YOUR OBJECTIVE. All of the data must be printed exactly; please include every line.
▬▬▬
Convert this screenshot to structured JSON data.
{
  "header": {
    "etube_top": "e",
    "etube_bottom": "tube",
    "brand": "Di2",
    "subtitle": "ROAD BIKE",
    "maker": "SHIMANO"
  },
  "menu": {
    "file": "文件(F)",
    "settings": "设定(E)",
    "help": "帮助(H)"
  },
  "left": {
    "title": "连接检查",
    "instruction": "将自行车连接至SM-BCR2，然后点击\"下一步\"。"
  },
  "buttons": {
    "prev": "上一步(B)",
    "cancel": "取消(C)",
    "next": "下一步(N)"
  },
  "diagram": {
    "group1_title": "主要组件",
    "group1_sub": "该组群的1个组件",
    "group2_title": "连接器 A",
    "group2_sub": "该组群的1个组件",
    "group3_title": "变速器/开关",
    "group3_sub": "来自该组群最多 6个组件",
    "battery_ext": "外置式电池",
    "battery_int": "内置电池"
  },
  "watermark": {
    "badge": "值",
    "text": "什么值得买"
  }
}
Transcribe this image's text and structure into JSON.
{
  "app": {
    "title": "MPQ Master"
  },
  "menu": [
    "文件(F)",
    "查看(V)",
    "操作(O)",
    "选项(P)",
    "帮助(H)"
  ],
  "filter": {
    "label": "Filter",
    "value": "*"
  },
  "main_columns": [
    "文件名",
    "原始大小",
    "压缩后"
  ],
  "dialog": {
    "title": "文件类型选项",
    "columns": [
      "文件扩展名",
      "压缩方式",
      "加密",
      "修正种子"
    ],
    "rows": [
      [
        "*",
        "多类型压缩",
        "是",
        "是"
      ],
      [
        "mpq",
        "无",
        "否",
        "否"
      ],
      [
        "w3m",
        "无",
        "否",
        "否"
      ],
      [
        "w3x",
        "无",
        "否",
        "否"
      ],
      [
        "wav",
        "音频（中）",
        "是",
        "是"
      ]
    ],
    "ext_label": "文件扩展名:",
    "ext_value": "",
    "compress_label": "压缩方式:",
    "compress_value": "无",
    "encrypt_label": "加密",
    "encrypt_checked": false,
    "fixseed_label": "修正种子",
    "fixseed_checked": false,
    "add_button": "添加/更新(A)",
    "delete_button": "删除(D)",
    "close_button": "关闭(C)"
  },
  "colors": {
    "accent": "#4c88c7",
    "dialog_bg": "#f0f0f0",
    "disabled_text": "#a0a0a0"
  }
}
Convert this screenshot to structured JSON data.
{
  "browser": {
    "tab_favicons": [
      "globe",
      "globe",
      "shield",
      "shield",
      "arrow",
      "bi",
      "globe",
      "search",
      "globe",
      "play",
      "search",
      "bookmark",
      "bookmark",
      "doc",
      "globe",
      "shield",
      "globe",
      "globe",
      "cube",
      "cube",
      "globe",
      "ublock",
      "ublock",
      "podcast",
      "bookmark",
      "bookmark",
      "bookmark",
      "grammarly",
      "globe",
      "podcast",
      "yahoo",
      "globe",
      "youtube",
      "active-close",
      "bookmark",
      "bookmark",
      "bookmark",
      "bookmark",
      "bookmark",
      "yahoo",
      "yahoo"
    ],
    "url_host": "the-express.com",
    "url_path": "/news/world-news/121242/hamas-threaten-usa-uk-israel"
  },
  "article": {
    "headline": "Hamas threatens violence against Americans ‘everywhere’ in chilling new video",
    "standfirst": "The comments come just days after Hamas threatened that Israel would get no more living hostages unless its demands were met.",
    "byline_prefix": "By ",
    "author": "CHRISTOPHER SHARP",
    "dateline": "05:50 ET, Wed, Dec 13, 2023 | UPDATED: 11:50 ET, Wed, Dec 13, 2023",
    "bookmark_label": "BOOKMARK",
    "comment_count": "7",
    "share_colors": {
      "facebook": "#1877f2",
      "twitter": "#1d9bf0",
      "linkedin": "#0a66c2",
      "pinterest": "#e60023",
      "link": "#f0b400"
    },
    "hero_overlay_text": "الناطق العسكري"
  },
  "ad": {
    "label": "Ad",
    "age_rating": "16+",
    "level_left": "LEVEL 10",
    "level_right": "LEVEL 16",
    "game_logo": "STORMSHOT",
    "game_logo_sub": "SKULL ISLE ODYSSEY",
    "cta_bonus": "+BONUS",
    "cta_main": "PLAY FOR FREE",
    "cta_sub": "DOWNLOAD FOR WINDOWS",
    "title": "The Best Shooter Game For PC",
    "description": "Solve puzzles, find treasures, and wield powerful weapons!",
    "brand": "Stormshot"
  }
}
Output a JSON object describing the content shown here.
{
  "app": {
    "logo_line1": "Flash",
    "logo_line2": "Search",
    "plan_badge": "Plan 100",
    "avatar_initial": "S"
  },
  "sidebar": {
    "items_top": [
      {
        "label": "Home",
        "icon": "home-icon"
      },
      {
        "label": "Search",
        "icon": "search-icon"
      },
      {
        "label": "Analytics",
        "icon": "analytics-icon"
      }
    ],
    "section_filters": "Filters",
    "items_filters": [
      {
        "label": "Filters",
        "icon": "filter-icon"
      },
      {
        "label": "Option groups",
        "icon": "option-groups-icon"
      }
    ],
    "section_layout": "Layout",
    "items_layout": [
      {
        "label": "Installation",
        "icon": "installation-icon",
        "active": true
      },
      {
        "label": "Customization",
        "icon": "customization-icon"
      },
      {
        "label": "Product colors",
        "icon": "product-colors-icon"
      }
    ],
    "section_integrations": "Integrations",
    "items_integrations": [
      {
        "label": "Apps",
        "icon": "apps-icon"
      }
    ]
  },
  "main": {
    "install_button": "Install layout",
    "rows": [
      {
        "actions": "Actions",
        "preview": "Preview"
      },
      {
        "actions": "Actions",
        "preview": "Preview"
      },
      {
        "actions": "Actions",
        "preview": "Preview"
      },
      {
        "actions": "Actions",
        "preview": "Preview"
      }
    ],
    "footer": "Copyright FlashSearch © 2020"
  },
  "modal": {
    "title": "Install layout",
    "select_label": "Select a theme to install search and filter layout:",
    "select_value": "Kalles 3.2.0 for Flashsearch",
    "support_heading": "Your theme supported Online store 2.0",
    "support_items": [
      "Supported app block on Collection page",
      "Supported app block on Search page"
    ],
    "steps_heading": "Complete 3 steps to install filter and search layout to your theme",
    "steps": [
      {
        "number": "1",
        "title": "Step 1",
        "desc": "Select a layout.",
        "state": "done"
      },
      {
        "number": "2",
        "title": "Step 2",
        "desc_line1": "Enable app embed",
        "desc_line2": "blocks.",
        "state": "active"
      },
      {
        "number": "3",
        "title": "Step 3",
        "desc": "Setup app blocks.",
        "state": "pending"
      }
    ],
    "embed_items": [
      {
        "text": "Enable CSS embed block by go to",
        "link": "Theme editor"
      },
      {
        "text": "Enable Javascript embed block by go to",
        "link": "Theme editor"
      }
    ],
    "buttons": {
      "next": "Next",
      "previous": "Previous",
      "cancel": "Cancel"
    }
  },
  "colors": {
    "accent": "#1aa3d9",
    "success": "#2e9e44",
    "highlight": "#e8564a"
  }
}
▬▬▬
RESULT OF THIS EXERCISE.
Convert this screenshot to structured JSON data.
{
  "header": {
    "etube_top": "e",
    "etube_bottom": "tube",
    "brand": "Di2",
    "subtitle": "ROAD BIKE",
    "maker": "SHIMANO"
  },
  "menu": {
    "file": "文件(F)",
    "settings": "设定(E)",
    "help": "帮助(H)"
  },
  "left": {
    "title": "连接检查",
    "instruction": "将自行车连接至SM-BCR2，然后点击\"下一步\"。"
  },
  "buttons": {
    "prev": "上一步(B)",
    "cancel": "取消(C)",
    "next": "下一步(N)"
  },
  "diagram": {
    "group1_title": "主要组件",
    "group1_sub": "该组群的1个组件",
    "group2_title": "连接器 A",
    "group2_sub": "该组群的1个组件",
    "group3_title": "变速器/开关",
    "group3_sub": "来自该组群最多 6个组件",
    "battery_ext": "外置式电池",
    "battery_int": "内置电池"
  },
  "watermark": {
    "badge": "值",
    "text": "什么值得买"
  }
}
Transcribe this image's text and structure into JSON.
{
  "app": {
    "title": "MPQ Master"
  },
  "menu": [
    "文件(F)",
    "查看(V)",
    "操作(O)",
    "选项(P)",
    "帮助(H)"
  ],
  "filter": {
    "label": "Filter",
    "value": "*"
  },
  "main_columns": [
    "文件名",
    "原始大小",
    "压缩后"
  ],
  "dialog": {
    "title": "文件类型选项",
    "columns": [
      "文件扩展名",
      "压缩方式",
      "加密",
      "修正种子"
    ],
    "rows": [
      [
        "*",
        "多类型压缩",
        "是",
        "是"
      ],
      [
        "mpq",
        "无",
        "否",
        "否"
      ],
      [
        "w3m",
        "无",
        "否",
        "否"
      ],
      [
        "w3x",
        "无",
        "否",
        "否"
      ],
      [
        "wav",
        "音频（中）",
        "是",
        "是"
      ]
    ],
    "ext_label": "文件扩展名:",
    "ext_value": "",
    "compress_label": "压缩方式:",
    "compress_value": "无",
    "encrypt_label": "加密",
    "encrypt_checked": false,
    "fixseed_label": "修正种子",
    "fixseed_checked": false,
    "add_button": "添加/更新(A)",
    "delete_button": "删除(D)",
    "close_button": "关闭(C)"
  },
  "colors": {
    "accent": "#4c88c7",
    "dialog_bg": "#f0f0f0",
    "disabled_text": "#a0a0a0"
  }
}
Convert this screenshot to structured JSON data.
{
  "browser": {
    "tab_favicons": [
      "globe",
      "globe",
      "shield",
      "shield",
      "arrow",
      "bi",
      "globe",
      "search",
      "globe",
      "play",
      "search",
      "bookmark",
      "bookmark",
      "doc",
      "globe",
      "shield",
      "globe",
      "globe",
      "cube",
      "cube",
      "globe",
      "ublock",
      "ublock",
      "podcast",
      "bookmark",
      "bookmark",
      "bookmark",
      "grammarly",
      "globe",
      "podcast",
      "yahoo",
      "globe",
      "youtube",
      "active-close",
      "bookmark",
      "bookmark",
      "bookmark",
      "bookmark",
      "bookmark",
      "yahoo",
      "yahoo"
    ],
    "url_host": "the-express.com",
    "url_path": "/news/world-news/121242/hamas-threaten-usa-uk-israel"
  },
  "article": {
    "headline": "Hamas threatens violence against Americans ‘everywhere’ in chilling new video",
    "standfirst": "The comments come just days after Hamas threatened that Israel would get no more living hostages unless its demands were met.",
    "byline_prefix": "By ",
    "author": "CHRISTOPHER SHARP",
    "dateline": "05:50 ET, Wed, Dec 13, 2023 | UPDATED: 11:50 ET, Wed, Dec 13, 2023",
    "bookmark_label": "BOOKMARK",
    "comment_count": "7",
    "share_colors": {
      "facebook": "#1877f2",
      "twitter": "#1d9bf0",
      "linkedin": "#0a66c2",
      "pinterest": "#e60023",
      "link": "#f0b400"
    },
    "hero_overlay_text": "الناطق العسكري"
  },
  "ad": {
    "label": "Ad",
    "age_rating": "16+",
    "level_left": "LEVEL 10",
    "level_right": "LEVEL 16",
    "game_logo": "STORMSHOT",
    "game_logo_sub": "SKULL ISLE ODYSSEY",
    "cta_bonus": "+BONUS",
    "cta_main": "PLAY FOR FREE",
    "cta_sub": "DOWNLOAD FOR WINDOWS",
    "title": "The Best Shooter Game For PC",
    "description": "Solve puzzles, find treasures, and wield powerful weapons!",
    "brand": "Stormshot"
  }
}
Output a JSON object describing the content shown here.
{
  "app": {
    "logo_line1": "Flash",
    "logo_line2": "Search",
    "plan_badge": "Plan 100",
    "avatar_initial": "S"
  },
  "sidebar": {
    "items_top": [
      {
        "label": "Home",
        "icon": "home-icon"
      },
      {
        "label": "Search",
        "icon": "search-icon"
      },
      {
        "label": "Analytics",
        "icon": "analytics-icon"
      }
    ],
    "section_filters": "Filters",
    "items_filters": [
      {
        "label": "Filters",
        "icon": "filter-icon"
      },
      {
        "label": "Option groups",
        "icon": "option-groups-icon"
      }
    ],
    "section_layout": "Layout",
    "items_layout": [
      {
        "label": "Installation",
        "icon": "installation-icon",
        "active": true
      },
      {
        "label": "Customization",
        "icon": "customization-icon"
      },
      {
        "label": "Product colors",
        "icon": "product-colors-icon"
      }
    ],
    "section_integrations": "Integrations",
    "items_integrations": [
      {
        "label": "Apps",
        "icon": "apps-icon"
      }
    ]
  },
  "main": {
    "install_button": "Install layout",
    "rows": [
      {
        "actions": "Actions",
        "preview": "Preview"
      },
      {
        "actions": "Actions",
        "preview": "Preview"
      },
      {
        "actions": "Actions",
        "preview": "Preview"
      },
      {
        "actions": "Actions",
        "preview": "Preview"
      }
    ],
    "footer": "Copyright FlashSearch © 2020"
  },
  "modal": {
    "title": "Install layout",
    "select_label": "Select a theme to install search and filter layout:",
    "select_value": "Kalles 3.2.0 for Flashsearch",
    "support_heading": "Your theme supported Online store 2.0",
    "support_items": [
      "Supported app block on Collection page",
      "Supported app block on Search page"
    ],
    "steps_heading": "Complete 3 steps to install filter and search layout to your theme",
    "steps": [
      {
        "number": "1",
        "title": "Step 1",
        "desc": "Select a layout.",
        "state": "done"
      },
      {
        "number": "2",
        "title": "Step 2",
        "desc_line1": "Enable app embed",
        "desc_line2": "blocks.",
        "state": "active"
      },
      {
        "number": "3",
        "title": "Step 3",
        "desc": "Setup app blocks.",
        "state": "pending"
      }
    ],
    "embed_items": [
      {
        "text": "Enable CSS embed block by go to",
        "link": "Theme editor"
      },
      {
        "text": "Enable Javascript embed block by go to",
        "link": "Theme editor"
      }
    ],
    "buttons": {
      "next": "Next",
      "previous": "Previous",
      "cancel": "Cancel"
    }
  },
  "colors": {
    "accent": "#1aa3d9",
    "success": "#2e9e44",
    "highlight": "#e8564a"
  }
}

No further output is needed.